# Exercise details:
Restate the listing that follows word for word, without its pictures.

# Records provided:
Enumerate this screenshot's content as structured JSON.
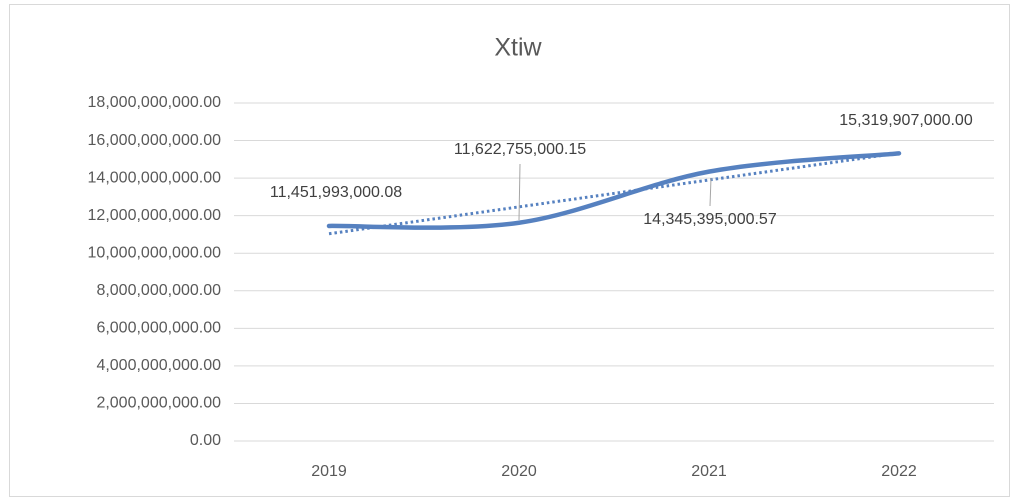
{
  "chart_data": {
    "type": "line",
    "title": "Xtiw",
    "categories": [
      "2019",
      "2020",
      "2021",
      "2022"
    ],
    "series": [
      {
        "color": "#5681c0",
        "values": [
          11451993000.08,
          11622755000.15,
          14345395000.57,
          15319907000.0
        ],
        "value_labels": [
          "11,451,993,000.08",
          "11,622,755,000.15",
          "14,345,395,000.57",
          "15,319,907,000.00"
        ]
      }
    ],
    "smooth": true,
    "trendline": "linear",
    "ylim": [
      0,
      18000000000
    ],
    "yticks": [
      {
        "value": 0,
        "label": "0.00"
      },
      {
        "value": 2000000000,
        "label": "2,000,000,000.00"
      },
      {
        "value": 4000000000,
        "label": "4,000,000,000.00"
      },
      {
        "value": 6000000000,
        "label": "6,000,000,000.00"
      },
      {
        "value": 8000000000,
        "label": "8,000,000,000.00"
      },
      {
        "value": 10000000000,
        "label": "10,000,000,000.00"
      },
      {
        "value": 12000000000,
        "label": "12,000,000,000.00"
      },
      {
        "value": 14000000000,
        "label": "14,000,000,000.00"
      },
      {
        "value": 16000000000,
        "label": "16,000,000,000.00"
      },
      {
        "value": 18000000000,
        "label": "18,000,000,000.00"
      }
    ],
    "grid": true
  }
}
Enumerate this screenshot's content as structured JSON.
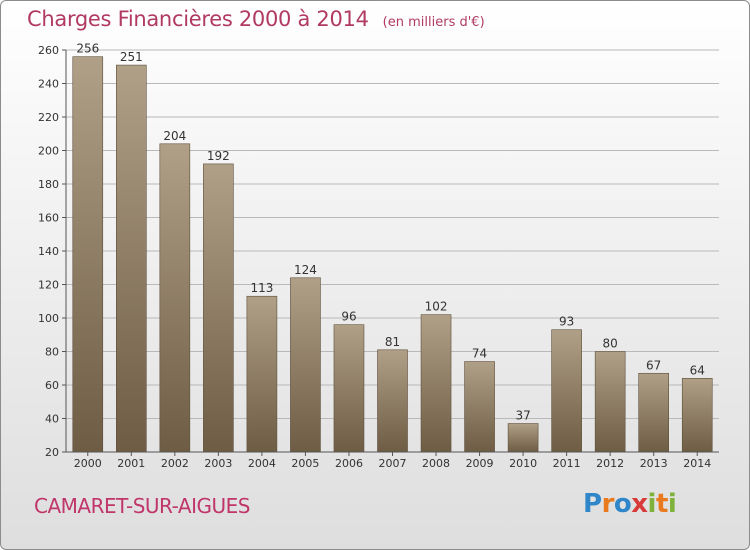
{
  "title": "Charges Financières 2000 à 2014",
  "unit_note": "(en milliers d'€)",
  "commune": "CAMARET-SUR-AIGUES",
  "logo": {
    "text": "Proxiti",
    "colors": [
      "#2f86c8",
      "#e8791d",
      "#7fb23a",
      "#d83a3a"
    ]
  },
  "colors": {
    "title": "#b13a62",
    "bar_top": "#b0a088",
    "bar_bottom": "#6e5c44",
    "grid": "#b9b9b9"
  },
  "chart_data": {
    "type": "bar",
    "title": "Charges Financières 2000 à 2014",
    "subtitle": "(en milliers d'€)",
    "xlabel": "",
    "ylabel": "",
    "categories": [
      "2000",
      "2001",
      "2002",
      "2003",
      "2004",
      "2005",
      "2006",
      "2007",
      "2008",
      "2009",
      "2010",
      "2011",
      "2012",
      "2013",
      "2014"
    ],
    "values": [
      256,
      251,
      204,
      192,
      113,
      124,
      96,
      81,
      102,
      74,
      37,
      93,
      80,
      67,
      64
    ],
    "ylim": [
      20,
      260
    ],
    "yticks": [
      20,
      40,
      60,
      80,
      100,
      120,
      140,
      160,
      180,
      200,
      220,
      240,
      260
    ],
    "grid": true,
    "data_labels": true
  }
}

# Task answer:
Enumerate this screenshot's content as structured JSON.
{
  "chart_data": {
    "type": "line",
    "title": "Xtiw",
    "categories": [
      "2019",
      "2020",
      "2021",
      "2022"
    ],
    "series": [
      {
        "color": "#5681c0",
        "values": [
          11451993000.08,
          11622755000.15,
          14345395000.57,
          15319907000.0
        ],
        "value_labels": [
          "11,451,993,000.08",
          "11,622,755,000.15",
          "14,345,395,000.57",
          "15,319,907,000.00"
        ]
      }
    ],
    "smooth": true,
    "trendline": "linear",
    "ylim": [
      0,
      18000000000
    ],
    "yticks": [
      {
        "value": 0,
        "label": "0.00"
      },
      {
        "value": 2000000000,
        "label": "2,000,000,000.00"
      },
      {
        "value": 4000000000,
        "label": "4,000,000,000.00"
      },
      {
        "value": 6000000000,
        "label": "6,000,000,000.00"
      },
      {
        "value": 8000000000,
        "label": "8,000,000,000.00"
      },
      {
        "value": 10000000000,
        "label": "10,000,000,000.00"
      },
      {
        "value": 12000000000,
        "label": "12,000,000,000.00"
      },
      {
        "value": 14000000000,
        "label": "14,000,000,000.00"
      },
      {
        "value": 16000000000,
        "label": "16,000,000,000.00"
      },
      {
        "value": 18000000000,
        "label": "18,000,000,000.00"
      }
    ],
    "grid": true
  }
}
Enumerate this screenshot's content as structured JSON.
{
  "title": "Charges Financières 2000 à 2014",
  "unit_note": "(en milliers d'€)",
  "commune": "CAMARET-SUR-AIGUES",
  "logo": {
    "text": "Proxiti",
    "colors": [
      "#2f86c8",
      "#e8791d",
      "#7fb23a",
      "#d83a3a"
    ]
  },
  "colors": {
    "title": "#b13a62",
    "bar_top": "#b0a088",
    "bar_bottom": "#6e5c44",
    "grid": "#b9b9b9"
  },
  "chart_data": {
    "type": "bar",
    "title": "Charges Financières 2000 à 2014",
    "subtitle": "(en milliers d'€)",
    "xlabel": "",
    "ylabel": "",
    "categories": [
      "2000",
      "2001",
      "2002",
      "2003",
      "2004",
      "2005",
      "2006",
      "2007",
      "2008",
      "2009",
      "2010",
      "2011",
      "2012",
      "2013",
      "2014"
    ],
    "values": [
      256,
      251,
      204,
      192,
      113,
      124,
      96,
      81,
      102,
      74,
      37,
      93,
      80,
      67,
      64
    ],
    "ylim": [
      20,
      260
    ],
    "yticks": [
      20,
      40,
      60,
      80,
      100,
      120,
      140,
      160,
      180,
      200,
      220,
      240,
      260
    ],
    "grid": true,
    "data_labels": true
  }
}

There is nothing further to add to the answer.